* Text excerpt
☆ ☆ ☆

Financial Modeling is also a field full of stochastic process. One famous process is Brownian process. Brownian process is continuous but does not have derivative. This means that the increment is always small but when the time interval goes to zero, the change will be dramatic. An advanced process named Levy process, which is also widely used in this field, is a combination of Brownian motion and jump process. In contrast with the previous dynamic model, there are currently no exact inference algorithms for these processes. The common tool is simulation.

The most used tools in this course for inference in dynamic modeling is variational inference method, which has strong relationship with the law of large numbers and the large deviation theory.

# Exponential Random Graph Model [10/13]

Le Yang, Harshith Kumar Ramadev and Karthik Kakarla Nagendra Prakash. October 13, 2015

### Introduction to Dynamic Networks

With these dynamic networks, what we can do?

1. Summarizing: What are the characteristics of a dynamic network data? For example, the triangle closure property says if A and B are friends and B and C are friends, then A and C are friends. This property can be summarized from different dataset including some dataset mentioned above.
2. Modeling: how to modeling the dynamic networks? There are two ways: a) from the perspective of economists and social scientists; b) from the perspective of physicists. Both perspectives will be discussed later in details.
3. Prediction: One important objective of research on dynamic network is to predict what will happen in the future. For example, in political relationship dataset, we want to know if one nation will support another nation or fight with it.

Network formation with game theory node/agent based modeling (economists and social scientists)

☆ ☆ ☆

* Objective 1
Copy the records from the start through the line that contains "- y-tick-label: 60.0: [107, 246, 123, 254]", keeping every line in order as it appears.

☆ ☆ ☆

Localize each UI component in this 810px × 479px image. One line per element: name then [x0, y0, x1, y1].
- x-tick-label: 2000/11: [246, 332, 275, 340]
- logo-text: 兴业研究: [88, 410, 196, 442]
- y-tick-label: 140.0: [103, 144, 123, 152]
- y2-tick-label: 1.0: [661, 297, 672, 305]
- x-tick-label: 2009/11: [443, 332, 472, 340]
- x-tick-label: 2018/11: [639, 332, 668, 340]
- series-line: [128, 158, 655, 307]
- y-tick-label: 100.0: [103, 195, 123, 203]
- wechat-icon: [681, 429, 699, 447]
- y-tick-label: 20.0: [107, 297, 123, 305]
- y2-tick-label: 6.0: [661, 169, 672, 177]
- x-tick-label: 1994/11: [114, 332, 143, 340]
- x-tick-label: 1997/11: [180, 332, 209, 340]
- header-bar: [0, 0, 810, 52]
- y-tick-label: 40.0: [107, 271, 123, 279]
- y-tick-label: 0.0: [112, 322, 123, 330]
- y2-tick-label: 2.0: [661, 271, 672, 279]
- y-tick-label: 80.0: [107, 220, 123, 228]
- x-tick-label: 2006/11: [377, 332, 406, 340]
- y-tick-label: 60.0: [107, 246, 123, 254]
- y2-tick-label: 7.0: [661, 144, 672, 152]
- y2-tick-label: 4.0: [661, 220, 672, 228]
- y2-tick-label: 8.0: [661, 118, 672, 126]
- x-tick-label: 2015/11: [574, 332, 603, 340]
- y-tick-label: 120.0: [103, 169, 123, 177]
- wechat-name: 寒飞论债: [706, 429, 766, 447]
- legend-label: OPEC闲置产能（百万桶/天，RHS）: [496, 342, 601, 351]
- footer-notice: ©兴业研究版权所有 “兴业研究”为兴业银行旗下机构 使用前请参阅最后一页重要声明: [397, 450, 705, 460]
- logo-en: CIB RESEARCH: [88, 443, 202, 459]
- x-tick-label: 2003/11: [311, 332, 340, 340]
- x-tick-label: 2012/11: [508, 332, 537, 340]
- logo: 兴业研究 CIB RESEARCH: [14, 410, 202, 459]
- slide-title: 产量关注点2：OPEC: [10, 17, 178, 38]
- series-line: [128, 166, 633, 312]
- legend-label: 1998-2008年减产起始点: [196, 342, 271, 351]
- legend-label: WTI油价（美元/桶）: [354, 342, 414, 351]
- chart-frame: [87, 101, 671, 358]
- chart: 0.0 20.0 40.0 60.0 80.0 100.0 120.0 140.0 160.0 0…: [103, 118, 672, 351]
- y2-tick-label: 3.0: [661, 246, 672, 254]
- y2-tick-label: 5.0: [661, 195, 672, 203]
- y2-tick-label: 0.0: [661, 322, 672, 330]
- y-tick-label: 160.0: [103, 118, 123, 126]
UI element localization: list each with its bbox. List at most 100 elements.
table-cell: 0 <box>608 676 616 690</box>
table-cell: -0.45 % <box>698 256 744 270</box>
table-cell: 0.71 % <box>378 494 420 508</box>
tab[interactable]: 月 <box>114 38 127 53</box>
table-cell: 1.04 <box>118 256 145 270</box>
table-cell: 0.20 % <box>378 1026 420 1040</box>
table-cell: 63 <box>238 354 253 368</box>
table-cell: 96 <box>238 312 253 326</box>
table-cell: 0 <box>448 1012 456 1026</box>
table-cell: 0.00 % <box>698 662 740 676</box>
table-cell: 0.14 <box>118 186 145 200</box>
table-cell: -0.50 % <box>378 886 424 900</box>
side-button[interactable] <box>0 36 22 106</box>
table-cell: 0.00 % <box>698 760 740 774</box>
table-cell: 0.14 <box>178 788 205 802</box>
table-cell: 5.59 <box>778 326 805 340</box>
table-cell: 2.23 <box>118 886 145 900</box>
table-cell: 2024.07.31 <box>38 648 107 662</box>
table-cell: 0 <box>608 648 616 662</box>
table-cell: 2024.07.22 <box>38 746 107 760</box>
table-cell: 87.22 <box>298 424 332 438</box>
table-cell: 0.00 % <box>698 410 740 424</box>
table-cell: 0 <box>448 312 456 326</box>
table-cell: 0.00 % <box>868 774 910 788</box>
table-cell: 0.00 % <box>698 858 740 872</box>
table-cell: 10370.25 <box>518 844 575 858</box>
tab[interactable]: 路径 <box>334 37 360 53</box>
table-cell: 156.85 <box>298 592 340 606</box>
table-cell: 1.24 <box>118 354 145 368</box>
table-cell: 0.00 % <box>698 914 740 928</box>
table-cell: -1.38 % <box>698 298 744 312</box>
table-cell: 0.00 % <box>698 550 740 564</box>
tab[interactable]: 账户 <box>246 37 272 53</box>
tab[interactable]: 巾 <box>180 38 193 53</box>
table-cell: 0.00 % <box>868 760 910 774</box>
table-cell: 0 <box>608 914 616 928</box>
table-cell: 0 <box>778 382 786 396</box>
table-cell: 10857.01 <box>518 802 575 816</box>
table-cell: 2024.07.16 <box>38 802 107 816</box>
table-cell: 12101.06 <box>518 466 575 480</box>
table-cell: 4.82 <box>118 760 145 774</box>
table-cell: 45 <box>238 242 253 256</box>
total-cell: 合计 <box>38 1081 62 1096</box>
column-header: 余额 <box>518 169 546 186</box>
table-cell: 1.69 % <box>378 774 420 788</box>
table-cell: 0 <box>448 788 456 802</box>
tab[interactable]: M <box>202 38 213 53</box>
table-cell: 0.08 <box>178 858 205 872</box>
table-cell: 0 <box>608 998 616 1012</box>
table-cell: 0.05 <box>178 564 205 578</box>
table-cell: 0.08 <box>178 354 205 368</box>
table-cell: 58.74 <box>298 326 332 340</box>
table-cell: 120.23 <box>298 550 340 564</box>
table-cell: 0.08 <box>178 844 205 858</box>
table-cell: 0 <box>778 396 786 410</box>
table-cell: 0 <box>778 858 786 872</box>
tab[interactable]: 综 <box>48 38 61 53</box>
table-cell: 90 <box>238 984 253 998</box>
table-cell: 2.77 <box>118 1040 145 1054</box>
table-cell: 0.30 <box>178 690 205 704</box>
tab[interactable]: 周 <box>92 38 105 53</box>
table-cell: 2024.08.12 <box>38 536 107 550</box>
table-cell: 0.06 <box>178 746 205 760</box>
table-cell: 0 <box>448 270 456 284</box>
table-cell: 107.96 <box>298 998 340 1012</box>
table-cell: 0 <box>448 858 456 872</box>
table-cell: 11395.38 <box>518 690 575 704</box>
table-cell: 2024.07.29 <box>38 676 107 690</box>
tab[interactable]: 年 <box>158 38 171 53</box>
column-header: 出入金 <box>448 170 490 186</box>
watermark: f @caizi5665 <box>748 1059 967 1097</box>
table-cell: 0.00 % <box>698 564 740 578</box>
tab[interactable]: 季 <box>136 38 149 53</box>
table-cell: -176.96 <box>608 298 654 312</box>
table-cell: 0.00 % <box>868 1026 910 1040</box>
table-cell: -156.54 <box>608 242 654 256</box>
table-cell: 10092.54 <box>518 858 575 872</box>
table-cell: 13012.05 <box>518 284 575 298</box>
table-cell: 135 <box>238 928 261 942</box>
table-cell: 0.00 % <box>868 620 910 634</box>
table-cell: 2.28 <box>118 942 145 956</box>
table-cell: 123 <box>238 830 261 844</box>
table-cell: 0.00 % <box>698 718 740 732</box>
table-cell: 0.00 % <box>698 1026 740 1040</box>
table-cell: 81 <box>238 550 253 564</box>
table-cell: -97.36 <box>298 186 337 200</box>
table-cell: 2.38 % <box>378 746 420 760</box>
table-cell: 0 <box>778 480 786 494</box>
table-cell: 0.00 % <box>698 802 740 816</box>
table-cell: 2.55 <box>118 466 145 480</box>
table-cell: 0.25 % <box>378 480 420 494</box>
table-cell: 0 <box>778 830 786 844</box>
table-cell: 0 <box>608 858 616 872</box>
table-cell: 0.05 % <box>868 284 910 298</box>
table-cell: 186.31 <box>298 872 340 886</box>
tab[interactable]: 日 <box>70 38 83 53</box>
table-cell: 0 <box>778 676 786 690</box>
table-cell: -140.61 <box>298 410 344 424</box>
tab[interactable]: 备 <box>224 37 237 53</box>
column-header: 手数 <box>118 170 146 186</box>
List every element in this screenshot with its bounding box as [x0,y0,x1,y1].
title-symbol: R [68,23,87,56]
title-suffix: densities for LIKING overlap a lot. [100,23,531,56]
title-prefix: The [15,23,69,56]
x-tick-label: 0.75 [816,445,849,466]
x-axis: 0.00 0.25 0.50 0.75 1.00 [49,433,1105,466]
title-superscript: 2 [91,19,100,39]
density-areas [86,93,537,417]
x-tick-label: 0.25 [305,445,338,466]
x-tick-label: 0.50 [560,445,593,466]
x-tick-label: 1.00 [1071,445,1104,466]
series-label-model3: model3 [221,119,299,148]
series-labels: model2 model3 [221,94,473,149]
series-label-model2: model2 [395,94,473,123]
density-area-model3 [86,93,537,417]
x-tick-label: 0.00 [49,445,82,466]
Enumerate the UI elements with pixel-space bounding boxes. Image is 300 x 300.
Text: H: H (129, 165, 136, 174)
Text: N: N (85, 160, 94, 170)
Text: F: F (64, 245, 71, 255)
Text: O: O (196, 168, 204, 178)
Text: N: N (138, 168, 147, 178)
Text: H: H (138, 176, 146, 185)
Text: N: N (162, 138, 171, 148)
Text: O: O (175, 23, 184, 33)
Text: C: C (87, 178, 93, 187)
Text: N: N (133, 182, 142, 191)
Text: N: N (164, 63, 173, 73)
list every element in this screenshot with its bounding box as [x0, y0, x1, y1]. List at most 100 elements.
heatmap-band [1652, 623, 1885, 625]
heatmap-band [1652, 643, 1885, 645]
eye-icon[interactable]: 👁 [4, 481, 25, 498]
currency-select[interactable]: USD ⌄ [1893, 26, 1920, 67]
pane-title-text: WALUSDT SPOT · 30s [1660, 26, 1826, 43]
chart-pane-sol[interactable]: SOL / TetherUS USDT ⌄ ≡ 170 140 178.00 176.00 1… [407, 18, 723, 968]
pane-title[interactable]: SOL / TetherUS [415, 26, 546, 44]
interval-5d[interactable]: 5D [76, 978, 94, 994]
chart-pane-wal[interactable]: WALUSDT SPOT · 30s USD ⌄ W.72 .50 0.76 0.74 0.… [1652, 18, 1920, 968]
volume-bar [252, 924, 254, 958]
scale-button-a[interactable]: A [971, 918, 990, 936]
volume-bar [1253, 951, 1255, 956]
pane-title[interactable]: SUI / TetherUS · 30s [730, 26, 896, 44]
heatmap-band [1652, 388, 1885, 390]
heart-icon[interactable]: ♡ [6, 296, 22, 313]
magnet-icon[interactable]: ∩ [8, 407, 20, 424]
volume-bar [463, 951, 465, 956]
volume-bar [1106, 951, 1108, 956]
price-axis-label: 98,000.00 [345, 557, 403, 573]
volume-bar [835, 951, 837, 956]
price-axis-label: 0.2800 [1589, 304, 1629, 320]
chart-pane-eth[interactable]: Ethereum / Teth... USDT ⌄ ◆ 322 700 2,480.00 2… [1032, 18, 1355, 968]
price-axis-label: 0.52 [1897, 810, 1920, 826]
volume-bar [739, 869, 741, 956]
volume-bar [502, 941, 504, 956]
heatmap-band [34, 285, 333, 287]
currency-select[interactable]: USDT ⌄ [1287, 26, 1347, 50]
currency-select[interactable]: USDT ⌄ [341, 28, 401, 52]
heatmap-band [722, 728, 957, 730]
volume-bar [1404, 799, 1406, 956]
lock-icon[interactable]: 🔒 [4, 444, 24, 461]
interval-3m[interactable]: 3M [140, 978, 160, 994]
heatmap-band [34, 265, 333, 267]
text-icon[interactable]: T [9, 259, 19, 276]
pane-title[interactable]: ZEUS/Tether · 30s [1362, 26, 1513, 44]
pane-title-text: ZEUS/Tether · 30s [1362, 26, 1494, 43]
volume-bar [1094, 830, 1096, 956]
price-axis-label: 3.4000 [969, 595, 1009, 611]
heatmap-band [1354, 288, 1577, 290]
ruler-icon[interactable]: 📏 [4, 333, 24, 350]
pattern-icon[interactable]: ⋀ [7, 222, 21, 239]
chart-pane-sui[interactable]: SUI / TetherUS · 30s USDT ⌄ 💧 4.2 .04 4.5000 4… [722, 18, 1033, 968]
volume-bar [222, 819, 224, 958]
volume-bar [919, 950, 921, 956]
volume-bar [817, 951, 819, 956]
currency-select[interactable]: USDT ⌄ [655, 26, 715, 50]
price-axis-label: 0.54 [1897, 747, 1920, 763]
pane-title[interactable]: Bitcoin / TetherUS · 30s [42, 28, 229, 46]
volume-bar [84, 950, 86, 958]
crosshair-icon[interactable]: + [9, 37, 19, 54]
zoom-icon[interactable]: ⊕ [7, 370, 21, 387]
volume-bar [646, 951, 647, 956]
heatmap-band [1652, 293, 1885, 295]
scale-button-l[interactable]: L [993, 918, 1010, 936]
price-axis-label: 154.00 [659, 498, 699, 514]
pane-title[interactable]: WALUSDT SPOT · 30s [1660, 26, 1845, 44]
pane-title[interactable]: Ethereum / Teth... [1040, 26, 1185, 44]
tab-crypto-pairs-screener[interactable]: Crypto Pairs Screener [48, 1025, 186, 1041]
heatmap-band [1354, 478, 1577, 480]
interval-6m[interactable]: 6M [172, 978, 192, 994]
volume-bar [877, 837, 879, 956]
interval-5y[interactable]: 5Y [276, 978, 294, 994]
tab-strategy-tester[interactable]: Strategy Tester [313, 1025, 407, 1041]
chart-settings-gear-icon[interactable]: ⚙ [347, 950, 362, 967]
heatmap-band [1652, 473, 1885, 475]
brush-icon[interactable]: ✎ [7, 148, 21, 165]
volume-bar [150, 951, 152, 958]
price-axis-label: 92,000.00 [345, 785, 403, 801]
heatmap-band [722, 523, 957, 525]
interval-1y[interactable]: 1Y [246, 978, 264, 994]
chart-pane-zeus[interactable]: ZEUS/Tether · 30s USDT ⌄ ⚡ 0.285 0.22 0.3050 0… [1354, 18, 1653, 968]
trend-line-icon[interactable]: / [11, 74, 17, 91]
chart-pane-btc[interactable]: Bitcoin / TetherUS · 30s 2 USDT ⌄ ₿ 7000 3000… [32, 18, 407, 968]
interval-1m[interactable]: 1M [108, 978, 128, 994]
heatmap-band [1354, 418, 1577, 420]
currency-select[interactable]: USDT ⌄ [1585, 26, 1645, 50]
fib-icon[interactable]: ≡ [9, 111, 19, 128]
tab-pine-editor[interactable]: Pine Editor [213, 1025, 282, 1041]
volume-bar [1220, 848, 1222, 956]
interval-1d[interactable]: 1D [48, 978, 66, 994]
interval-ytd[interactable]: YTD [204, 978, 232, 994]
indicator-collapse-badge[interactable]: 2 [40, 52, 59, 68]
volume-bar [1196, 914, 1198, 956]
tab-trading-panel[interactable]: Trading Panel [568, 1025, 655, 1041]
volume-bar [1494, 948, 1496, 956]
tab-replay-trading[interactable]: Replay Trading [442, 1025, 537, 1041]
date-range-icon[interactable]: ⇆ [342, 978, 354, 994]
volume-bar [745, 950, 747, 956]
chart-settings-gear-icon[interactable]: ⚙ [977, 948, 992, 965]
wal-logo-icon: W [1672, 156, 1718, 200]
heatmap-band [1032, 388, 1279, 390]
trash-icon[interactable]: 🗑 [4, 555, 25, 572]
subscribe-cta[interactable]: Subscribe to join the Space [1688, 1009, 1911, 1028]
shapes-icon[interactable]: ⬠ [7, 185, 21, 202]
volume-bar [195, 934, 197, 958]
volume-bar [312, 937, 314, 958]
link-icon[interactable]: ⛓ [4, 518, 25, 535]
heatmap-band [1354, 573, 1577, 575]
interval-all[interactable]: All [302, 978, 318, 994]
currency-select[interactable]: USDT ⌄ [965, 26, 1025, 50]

☆ ☆ ☆

* Objective 2
In the text excerpt, list the labels that begin each numbered item after "With these dynamic networks, what we can do?"

* Output 1
Localize each UI component in this 810px × 479px image. One line per element: name then [x0, y0, x1, y1].
- x-tick-label: 2000/11: [246, 332, 275, 340]
- logo-text: 兴业研究: [88, 410, 196, 442]
- y-tick-label: 140.0: [103, 144, 123, 152]
- y2-tick-label: 1.0: [661, 297, 672, 305]
- x-tick-label: 2009/11: [443, 332, 472, 340]
- x-tick-label: 2018/11: [639, 332, 668, 340]
- series-line: [128, 158, 655, 307]
- y-tick-label: 100.0: [103, 195, 123, 203]
- wechat-icon: [681, 429, 699, 447]
- y-tick-label: 20.0: [107, 297, 123, 305]
- y2-tick-label: 6.0: [661, 169, 672, 177]
- x-tick-label: 1994/11: [114, 332, 143, 340]
- x-tick-label: 1997/11: [180, 332, 209, 340]
- header-bar: [0, 0, 810, 52]
- y-tick-label: 40.0: [107, 271, 123, 279]
- y-tick-label: 0.0: [112, 322, 123, 330]
- y2-tick-label: 2.0: [661, 271, 672, 279]
- y-tick-label: 80.0: [107, 220, 123, 228]
- x-tick-label: 2006/11: [377, 332, 406, 340]
- y-tick-label: 60.0: [107, 246, 123, 254]

* Output 2
Summarizing
Modeling
Prediction